## BEGIN Available records

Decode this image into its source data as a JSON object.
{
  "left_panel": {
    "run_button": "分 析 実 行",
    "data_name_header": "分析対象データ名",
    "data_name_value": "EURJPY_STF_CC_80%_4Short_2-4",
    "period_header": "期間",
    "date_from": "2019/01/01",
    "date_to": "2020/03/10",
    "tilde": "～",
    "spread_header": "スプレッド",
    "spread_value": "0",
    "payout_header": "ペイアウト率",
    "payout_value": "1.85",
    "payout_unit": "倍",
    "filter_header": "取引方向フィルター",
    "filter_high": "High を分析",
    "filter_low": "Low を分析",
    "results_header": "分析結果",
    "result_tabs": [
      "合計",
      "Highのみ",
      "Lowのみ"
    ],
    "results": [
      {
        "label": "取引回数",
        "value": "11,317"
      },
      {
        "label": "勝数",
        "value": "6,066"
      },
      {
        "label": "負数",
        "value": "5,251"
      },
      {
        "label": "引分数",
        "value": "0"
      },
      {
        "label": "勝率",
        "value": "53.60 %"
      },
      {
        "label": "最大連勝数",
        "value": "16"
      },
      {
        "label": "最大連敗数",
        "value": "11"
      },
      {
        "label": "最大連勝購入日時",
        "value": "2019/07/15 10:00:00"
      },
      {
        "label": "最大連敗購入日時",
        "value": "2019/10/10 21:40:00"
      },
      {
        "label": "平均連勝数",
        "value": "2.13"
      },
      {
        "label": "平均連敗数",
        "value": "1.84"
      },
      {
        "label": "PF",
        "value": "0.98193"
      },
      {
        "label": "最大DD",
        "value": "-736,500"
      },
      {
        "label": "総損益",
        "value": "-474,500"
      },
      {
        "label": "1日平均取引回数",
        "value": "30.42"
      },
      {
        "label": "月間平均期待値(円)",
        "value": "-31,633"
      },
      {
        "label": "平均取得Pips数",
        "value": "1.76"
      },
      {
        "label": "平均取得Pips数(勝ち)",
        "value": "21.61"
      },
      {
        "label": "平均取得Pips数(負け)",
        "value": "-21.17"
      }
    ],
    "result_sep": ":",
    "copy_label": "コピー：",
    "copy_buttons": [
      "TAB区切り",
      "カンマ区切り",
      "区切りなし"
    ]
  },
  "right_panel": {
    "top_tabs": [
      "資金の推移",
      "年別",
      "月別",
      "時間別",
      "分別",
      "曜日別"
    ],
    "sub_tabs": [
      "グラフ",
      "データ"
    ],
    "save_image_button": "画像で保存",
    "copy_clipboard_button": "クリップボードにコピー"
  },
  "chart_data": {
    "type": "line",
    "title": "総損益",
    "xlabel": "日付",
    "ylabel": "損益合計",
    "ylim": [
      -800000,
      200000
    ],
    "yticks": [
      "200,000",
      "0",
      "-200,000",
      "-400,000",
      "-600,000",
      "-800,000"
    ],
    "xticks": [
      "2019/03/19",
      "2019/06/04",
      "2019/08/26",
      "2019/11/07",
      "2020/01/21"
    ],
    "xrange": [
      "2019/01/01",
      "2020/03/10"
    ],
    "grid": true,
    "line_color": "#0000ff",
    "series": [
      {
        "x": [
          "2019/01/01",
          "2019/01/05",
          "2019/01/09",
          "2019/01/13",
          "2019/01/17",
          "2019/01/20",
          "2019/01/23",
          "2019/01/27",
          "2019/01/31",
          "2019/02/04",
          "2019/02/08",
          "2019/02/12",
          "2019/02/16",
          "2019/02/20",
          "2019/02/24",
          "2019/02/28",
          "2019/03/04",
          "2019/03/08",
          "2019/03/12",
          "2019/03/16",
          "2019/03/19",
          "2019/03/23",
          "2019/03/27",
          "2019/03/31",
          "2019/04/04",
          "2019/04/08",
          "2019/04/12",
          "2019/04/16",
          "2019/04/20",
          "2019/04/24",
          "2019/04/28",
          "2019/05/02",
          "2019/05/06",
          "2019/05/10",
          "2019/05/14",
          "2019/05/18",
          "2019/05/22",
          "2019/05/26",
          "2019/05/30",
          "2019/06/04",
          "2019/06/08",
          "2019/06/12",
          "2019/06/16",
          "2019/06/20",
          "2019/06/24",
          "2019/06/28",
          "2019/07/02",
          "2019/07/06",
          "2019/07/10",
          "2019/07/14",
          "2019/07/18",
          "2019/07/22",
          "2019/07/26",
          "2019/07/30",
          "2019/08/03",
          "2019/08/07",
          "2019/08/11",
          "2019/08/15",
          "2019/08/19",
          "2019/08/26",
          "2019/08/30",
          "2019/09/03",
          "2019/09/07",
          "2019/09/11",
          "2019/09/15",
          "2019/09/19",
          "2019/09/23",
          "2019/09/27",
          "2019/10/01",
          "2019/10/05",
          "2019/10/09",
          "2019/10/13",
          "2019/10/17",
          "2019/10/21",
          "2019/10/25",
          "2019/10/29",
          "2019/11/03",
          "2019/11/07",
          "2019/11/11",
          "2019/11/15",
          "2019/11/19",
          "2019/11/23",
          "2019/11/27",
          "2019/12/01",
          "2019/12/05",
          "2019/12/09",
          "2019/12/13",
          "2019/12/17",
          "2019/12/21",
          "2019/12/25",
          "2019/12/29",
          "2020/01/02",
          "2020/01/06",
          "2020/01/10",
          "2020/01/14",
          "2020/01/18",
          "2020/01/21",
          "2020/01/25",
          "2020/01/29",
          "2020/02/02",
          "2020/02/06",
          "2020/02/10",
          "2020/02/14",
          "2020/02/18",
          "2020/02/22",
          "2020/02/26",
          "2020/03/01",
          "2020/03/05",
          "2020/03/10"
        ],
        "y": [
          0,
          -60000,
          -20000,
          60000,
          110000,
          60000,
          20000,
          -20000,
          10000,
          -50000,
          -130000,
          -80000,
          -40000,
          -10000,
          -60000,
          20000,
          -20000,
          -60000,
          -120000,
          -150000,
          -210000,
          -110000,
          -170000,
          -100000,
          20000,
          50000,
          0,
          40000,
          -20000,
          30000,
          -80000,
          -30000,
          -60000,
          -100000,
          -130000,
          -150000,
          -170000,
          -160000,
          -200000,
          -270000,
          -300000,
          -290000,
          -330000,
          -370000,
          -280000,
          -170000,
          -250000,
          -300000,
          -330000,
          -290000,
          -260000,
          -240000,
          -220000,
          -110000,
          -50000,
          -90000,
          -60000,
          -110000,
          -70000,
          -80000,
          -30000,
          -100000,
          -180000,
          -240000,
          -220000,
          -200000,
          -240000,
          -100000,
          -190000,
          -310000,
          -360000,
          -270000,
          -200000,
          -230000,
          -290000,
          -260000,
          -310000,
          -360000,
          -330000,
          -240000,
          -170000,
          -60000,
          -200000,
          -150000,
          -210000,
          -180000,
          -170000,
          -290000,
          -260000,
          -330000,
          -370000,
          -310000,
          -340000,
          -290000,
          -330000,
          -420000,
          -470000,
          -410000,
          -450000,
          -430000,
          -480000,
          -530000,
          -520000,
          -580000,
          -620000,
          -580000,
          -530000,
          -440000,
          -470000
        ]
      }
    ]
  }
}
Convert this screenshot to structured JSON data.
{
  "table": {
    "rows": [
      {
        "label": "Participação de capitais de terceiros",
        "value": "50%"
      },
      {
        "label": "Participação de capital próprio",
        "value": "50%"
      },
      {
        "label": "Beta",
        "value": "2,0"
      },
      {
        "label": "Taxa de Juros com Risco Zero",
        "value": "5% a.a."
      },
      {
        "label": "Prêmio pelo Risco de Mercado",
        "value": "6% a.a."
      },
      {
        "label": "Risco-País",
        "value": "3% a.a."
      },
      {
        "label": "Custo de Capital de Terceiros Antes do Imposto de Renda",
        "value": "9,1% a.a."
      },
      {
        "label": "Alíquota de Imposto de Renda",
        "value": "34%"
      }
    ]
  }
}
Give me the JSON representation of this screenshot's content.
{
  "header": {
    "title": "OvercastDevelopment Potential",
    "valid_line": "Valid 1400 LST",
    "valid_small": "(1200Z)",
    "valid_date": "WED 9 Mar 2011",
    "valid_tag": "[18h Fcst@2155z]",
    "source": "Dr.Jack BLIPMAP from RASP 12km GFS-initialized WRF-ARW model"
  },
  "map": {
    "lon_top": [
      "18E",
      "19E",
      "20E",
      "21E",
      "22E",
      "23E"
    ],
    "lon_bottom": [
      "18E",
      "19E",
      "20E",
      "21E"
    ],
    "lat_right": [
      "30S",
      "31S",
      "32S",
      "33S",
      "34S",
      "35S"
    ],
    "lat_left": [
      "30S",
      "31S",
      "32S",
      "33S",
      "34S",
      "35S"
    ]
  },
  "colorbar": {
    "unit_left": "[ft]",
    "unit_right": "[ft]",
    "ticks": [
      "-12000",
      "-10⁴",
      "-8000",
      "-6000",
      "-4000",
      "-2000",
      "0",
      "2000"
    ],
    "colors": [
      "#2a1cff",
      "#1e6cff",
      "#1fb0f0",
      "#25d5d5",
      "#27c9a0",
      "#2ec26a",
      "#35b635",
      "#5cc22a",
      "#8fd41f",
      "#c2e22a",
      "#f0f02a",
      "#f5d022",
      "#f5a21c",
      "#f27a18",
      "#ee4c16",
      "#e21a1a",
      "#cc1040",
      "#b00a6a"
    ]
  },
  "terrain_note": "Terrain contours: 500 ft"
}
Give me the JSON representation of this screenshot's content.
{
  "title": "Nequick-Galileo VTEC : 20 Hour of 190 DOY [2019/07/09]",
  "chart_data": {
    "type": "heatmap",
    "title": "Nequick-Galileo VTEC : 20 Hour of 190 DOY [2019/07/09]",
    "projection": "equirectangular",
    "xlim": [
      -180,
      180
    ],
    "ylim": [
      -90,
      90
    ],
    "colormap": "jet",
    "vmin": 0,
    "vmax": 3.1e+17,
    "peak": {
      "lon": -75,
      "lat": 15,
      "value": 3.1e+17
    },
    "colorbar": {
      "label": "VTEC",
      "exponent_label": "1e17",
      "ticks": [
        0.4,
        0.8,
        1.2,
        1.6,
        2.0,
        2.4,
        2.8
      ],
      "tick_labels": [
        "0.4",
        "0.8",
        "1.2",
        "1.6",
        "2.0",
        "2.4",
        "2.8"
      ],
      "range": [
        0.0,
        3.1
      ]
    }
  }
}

## END Available records

What needs to be done
Using the material above, gather every line that includes "Galileo".

Reply to the exercise
  "title": "Nequick-Galileo VTEC : 20 Hour of 190 DOY [2019/07/09]",
    "title": "Nequick-Galileo VTEC : 20 Hour of 190 DOY [2019/07/09]",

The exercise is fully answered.